> [ACTIVITY]
Keep writing the article below about Alice Quinn's collection of pandemic poems, starting right after its last sentence.

> [PASSAGE]
▬▬▬▬▬▬
"Together In A Sudden Strangeness:" Our Lives Now, Illuminated By Poetry
In this anthology, American poets respond to the pandemic and the effect it has already had on our lives.
In this anthology, American poets respond to the pandemic and the effect it has already had on our lives.
Alice Quinn photo by Cameron Blaylock
Alice Quinn figured that poets would be writing poems about the pandemic. After all, she is the former poetry editor at The New Yorker as well as the poetry editor at Alfred A. Knopf for 10 years before that, As director of the Poetry Society of America (PSA) for 18 years, she had produced over 700 programs. Needless to say, she knows a passel of poets.
There couldn’t be anyone more qualified to compile and edit “Together in a Sudden Strangeness: America’s Poets Respond to the Pandemic,” which has just been released as an ebook by Knopf. So when her agent called on March 24 and suggested she connect with her community of poets for this compilation, she got to work — and fast. Speaking from her home in Millerton, New York, she tells RI how the project came together.
“It became a poetic whirlwind,” Quinn says. “I reached out to poets on March 27. Each got an invitation to send work if they were writing poems, and was asked to inform me if they knew of others who were writing. The correspondence blossomed and swelled.”
In times of trauma, art can flourish. And it’s in times like these we turn to those who can better express what we’re feeling. As Quinn says, we’ve never been in a circumstance like this where we’ve experienced such fear, grief and uncertainty. The poets in this anthology bear witness to this time.
In 21 days, after corresponding with over 200 people, Quinn had culled the submissions down to 85 poems. On May 6, exactly 40 days — the traditional quarantine period in 17th-century Italy, and, of course, the biblical 40 days — Knopf had the first iteration for the ebook.
Despite being a walking Rolodex of poets in America, Quinn says she discovered a lot of poets doing this project, and the range is fantastic. There are lighter poems, lyric cries, apocalyptic messages, subjects from the medical front, poems that range in tone from the sorrowful to fiercely resilient, and there are love poems. The voices are as diverse as the poems, coming from poets varying in their geography, ethnicity, gender, sexuality and age, but they’re all Americans.
▬▬▬▬▬▬
> [DATA SUPPLIED]
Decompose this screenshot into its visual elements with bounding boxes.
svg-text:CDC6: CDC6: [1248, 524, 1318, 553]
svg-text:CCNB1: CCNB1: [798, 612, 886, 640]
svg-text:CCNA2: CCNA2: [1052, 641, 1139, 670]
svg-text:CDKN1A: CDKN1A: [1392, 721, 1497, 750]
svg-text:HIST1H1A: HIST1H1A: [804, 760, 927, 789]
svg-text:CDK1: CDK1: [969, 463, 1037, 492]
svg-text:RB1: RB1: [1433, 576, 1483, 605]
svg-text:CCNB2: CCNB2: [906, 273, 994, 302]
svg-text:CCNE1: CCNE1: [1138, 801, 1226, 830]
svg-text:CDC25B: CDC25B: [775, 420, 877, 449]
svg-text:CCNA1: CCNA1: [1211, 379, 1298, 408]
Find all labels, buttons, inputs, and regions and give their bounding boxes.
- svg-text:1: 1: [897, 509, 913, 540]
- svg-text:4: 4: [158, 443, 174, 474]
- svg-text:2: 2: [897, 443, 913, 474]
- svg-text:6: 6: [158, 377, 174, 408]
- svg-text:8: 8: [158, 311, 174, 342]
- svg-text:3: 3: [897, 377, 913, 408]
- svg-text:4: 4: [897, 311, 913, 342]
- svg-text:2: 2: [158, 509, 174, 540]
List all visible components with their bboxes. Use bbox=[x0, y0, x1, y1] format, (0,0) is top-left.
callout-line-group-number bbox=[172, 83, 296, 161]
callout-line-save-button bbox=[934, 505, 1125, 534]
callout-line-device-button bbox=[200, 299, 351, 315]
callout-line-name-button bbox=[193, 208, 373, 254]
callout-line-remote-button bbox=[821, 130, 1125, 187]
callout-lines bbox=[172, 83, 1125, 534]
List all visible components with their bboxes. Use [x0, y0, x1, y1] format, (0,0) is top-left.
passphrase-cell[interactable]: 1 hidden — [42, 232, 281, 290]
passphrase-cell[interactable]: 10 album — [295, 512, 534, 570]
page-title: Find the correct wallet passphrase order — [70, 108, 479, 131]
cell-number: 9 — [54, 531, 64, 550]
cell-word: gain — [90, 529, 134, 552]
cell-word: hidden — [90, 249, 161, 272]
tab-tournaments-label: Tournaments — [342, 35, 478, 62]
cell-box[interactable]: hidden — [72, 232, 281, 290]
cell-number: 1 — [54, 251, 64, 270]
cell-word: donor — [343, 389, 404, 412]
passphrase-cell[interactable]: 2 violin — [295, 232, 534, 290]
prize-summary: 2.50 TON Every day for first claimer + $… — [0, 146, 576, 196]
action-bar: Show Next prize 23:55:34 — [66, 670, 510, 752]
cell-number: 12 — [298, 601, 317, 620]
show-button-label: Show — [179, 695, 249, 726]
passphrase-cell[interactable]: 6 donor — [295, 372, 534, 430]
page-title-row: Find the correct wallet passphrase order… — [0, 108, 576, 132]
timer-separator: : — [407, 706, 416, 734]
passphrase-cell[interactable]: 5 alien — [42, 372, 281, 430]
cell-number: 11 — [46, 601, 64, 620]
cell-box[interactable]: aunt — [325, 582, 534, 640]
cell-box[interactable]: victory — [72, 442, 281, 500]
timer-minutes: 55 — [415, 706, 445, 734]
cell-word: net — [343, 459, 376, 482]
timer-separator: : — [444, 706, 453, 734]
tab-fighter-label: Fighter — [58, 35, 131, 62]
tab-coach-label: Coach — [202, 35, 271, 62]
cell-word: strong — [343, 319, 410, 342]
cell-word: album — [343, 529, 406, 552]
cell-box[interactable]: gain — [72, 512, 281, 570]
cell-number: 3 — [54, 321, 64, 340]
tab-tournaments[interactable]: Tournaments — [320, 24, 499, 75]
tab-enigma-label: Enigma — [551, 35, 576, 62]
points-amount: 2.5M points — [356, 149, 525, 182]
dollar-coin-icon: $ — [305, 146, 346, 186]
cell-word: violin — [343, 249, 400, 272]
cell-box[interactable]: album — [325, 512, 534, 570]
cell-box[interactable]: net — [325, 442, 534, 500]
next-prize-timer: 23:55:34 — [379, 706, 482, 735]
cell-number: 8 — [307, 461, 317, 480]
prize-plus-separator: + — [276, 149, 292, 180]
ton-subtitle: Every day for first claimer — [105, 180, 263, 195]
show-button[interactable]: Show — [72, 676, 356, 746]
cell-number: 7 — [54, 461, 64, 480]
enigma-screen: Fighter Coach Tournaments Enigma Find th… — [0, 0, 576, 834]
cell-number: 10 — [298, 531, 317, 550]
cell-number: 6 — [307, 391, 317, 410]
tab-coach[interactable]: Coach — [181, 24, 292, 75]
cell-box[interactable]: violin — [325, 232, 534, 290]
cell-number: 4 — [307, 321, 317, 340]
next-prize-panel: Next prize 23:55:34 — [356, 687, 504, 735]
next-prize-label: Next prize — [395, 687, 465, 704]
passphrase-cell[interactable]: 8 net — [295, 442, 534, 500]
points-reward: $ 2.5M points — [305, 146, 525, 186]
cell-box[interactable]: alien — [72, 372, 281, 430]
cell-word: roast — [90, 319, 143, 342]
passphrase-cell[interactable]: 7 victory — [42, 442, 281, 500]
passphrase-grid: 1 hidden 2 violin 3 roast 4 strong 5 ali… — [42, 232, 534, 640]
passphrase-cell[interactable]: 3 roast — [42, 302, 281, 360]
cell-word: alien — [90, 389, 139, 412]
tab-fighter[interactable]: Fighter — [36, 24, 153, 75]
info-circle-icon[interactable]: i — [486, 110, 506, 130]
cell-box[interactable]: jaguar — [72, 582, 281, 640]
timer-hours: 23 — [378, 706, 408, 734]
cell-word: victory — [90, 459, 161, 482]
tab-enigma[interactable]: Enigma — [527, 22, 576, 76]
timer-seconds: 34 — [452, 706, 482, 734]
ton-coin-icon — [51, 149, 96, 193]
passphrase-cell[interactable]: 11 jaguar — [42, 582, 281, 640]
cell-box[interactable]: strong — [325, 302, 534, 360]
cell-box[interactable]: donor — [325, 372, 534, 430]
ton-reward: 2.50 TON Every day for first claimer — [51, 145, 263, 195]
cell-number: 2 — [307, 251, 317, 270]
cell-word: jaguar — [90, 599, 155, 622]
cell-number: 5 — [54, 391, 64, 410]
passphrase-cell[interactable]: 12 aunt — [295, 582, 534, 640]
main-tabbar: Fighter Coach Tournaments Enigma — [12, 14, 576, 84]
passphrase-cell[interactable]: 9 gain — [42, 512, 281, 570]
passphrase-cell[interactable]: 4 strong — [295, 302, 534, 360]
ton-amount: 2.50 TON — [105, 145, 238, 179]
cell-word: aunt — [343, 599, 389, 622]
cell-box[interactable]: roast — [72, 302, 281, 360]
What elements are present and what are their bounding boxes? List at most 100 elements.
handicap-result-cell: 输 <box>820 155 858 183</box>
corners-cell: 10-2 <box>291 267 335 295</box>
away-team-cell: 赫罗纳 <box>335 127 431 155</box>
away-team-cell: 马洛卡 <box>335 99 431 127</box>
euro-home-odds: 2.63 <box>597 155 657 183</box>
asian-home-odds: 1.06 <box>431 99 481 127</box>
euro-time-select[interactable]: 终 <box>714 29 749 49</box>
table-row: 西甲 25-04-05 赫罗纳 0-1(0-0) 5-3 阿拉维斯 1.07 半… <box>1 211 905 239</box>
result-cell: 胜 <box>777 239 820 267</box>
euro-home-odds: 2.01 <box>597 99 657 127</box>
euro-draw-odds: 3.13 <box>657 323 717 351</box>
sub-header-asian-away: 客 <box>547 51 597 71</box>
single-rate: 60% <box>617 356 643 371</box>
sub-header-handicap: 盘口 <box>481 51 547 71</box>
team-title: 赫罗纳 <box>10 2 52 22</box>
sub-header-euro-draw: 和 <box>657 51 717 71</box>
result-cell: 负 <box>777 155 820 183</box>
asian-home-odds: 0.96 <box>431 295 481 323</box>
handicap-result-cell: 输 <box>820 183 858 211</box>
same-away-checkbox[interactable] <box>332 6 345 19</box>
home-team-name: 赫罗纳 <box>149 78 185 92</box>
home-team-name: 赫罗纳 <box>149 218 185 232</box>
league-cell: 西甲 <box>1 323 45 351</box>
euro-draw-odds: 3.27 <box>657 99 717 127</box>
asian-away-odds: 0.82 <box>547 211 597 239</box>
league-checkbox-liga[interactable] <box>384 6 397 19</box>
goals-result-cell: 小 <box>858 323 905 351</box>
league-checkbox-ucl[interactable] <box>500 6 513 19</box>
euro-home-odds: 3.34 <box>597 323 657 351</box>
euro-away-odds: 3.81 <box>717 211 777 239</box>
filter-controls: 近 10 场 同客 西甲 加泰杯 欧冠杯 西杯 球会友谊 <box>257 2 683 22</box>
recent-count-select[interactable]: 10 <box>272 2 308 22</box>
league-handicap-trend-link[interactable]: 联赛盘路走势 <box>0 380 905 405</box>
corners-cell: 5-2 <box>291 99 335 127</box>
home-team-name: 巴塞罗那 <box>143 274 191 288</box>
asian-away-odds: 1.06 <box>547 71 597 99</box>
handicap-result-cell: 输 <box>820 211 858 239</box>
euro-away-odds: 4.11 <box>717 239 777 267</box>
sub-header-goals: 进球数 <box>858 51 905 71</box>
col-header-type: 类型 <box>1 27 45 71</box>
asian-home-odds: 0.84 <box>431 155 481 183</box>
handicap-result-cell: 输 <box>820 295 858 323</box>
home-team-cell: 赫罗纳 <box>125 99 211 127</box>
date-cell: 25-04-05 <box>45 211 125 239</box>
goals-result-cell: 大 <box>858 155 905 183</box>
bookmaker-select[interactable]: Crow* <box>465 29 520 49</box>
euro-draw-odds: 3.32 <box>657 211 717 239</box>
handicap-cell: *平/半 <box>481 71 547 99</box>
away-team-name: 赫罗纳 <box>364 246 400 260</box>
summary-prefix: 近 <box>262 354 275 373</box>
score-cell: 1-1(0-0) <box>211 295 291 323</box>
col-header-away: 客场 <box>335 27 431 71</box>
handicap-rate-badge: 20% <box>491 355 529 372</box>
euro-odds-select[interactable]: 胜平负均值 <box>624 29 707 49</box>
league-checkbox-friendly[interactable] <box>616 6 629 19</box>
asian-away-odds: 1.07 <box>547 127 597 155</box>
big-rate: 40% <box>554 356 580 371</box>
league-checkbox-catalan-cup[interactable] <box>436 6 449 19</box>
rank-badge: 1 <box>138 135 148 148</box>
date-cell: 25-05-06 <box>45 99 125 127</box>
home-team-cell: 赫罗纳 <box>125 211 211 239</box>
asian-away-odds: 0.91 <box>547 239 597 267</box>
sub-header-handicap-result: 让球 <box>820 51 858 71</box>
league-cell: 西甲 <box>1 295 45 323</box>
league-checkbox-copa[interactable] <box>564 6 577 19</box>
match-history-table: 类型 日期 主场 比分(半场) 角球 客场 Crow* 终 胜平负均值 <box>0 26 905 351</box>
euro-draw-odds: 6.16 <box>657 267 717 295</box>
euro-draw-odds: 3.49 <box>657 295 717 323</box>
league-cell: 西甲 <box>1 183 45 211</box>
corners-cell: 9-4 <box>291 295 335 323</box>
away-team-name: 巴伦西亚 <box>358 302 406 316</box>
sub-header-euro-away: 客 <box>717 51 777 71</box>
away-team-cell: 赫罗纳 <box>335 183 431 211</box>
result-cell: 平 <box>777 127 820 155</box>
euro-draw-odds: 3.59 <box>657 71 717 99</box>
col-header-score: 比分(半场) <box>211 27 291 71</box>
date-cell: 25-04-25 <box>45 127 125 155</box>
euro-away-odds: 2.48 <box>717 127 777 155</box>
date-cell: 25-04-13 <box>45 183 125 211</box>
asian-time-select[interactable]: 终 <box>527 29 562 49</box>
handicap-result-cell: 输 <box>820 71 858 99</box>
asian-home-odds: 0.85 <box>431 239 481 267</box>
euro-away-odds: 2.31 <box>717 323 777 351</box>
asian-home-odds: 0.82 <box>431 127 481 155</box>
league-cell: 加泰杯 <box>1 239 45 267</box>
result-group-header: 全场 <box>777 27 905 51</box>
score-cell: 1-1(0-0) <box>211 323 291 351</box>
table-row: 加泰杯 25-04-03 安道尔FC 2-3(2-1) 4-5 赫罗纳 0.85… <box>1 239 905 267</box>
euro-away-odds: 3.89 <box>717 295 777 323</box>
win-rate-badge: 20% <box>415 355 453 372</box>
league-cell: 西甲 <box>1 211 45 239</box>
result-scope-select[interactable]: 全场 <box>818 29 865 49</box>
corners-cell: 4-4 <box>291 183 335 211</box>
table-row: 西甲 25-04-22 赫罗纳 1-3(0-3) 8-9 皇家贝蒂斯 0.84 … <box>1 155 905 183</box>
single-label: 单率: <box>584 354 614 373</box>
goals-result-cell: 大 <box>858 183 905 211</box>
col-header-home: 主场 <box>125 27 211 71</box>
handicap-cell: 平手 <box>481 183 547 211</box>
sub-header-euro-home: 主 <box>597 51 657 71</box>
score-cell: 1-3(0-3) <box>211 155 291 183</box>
▬▬▬▬▬▬
> [TASK RESPONSE]
“Some of the poems have a kind of warning about inequity and disaster that made me realize there was a prescience and alertness not just to the pandemic, but to this time of protest, tucked inside of them,” says Quinn.
The book’s title refers to “Keeping Quiet,” a poem by Pablo Neruda that uncannily mirrors this situation we find ourselves in (“where we will all keep still…an exotic moment without rush, without engines…we would all be together in a sudden strangeness”). “It characterizes this moment when we have to pull back from each other and yet feel this intense kinship,” Quinn says.
The anthology is not organized into themes or sections, although that had been a topic of discussion among Quinn and the publisher. When the poems were placed in alphabetical order according to the poets’ surnames, some unknown higher power made sure the poems were appropriately bookended. The opening poem, by Julia Alvarez, asks “How will this pandemic affect poetry?” The final, by Matthew Zapruder, concludes by referencing his love for his son, his wife, and “the ends of poems.”
“There’s a lot of serendipity when you have a project like this,” Quinn says. Indeed.
"Together in a Sudden Strangeness” was published by Knopf on June 9 as an ebook with simultaneous audio from Penguin Random House. A commemorative hardcover edition will follow on November 17.